SHORT EXERCISE ::
Show, in full, each line of the data that contains "length".

[Lines of data]
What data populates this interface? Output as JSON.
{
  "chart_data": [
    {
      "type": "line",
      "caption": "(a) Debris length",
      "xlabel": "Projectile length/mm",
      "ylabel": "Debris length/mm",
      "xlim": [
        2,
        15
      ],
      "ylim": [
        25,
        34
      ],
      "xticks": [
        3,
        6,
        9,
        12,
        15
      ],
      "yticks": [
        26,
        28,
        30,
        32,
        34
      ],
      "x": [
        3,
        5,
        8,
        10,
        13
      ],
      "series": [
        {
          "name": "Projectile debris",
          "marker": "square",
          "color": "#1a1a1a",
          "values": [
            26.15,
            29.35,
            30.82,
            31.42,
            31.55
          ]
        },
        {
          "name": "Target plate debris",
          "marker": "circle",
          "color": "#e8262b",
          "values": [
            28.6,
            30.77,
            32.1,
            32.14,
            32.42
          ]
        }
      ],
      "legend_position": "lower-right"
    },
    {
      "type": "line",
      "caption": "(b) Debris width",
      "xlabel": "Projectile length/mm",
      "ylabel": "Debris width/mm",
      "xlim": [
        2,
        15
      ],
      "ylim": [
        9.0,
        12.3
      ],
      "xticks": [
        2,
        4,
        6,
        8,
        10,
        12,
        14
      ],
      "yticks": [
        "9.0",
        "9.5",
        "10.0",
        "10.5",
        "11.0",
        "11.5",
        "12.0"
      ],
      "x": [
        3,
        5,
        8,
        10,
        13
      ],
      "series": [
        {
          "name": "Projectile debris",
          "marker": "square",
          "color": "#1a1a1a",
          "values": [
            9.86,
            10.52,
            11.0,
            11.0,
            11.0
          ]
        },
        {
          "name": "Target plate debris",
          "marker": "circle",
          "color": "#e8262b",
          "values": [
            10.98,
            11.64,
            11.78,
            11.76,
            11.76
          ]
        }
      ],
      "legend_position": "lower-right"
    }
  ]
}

EXERCISE ANSWER ::
      "caption": "(a) Debris length",
      "xlabel": "Projectile length/mm",
      "ylabel": "Debris length/mm",
      "xlabel": "Projectile length/mm",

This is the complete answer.